_What to work on_: Look for "Enumerate this chart's" in the records below, then copy that line and every line after it, exactly and with nothing added.

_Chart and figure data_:
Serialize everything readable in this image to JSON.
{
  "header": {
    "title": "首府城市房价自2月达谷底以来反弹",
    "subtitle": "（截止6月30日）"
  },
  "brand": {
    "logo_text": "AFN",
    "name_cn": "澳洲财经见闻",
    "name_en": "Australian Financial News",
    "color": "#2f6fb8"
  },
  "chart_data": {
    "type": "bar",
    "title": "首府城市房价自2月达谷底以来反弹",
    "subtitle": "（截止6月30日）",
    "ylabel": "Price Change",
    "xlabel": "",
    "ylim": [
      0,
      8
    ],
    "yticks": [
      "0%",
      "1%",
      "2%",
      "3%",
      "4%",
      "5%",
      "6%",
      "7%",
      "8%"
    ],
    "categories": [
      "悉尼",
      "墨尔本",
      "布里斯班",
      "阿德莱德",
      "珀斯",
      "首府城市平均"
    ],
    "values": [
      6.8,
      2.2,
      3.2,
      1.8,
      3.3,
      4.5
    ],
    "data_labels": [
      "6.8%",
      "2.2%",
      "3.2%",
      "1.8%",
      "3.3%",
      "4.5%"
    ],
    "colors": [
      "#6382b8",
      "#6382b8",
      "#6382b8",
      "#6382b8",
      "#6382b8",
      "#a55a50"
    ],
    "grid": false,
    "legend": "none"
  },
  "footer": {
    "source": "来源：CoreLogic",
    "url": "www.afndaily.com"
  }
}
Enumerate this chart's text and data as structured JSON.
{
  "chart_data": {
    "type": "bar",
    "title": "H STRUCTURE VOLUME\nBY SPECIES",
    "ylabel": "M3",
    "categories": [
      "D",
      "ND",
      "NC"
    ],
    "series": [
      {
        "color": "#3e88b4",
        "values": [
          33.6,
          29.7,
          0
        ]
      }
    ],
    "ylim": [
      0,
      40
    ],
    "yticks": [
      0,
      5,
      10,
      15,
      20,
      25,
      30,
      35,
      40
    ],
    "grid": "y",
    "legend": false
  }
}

_Correct result_:
Enumerate this chart's text and data as structured JSON.
{
  "chart_data": {
    "type": "bar",
    "title": "H STRUCTURE VOLUME\nBY SPECIES",
    "ylabel": "M3",
    "categories": [
      "D",
      "ND",
      "NC"
    ],
    "series": [
      {
        "color": "#3e88b4",
        "values": [
          33.6,
          29.7,
          0
        ]
      }
    ],
    "ylim": [
      0,
      40
    ],
    "yticks": [
      0,
      5,
      10,
      15,
      20,
      25,
      30,
      35,
      40
    ],
    "grid": "y",
    "legend": false
  }
}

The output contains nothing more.